Given data:

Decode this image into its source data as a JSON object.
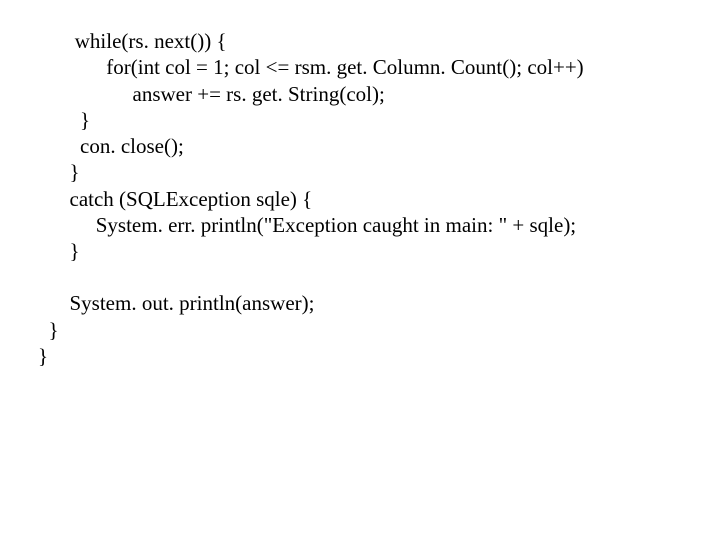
{
  "code": {
    "l1": "       while(rs. next()) {",
    "l2": "             for(int col = 1; col <= rsm. get. Column. Count(); col++)",
    "l3": "                  answer += rs. get. String(col);",
    "l4": "        }",
    "l5": "        con. close();",
    "l6": "      }",
    "l7": "      catch (SQLException sqle) {",
    "l8": "           System. err. println(\"Exception caught in main: \" + sqle);",
    "l9": "      }",
    "l10": "      System. out. println(answer);",
    "l11": "  }",
    "l12": "}"
  }
}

Task to carry out: Copy out each line of the material that holds the word "System".

Answer to the exercise:
    "l8": "           System. err. println(\"Exception caught in main: \" + sqle);",
    "l10": "      System. out. println(answer);",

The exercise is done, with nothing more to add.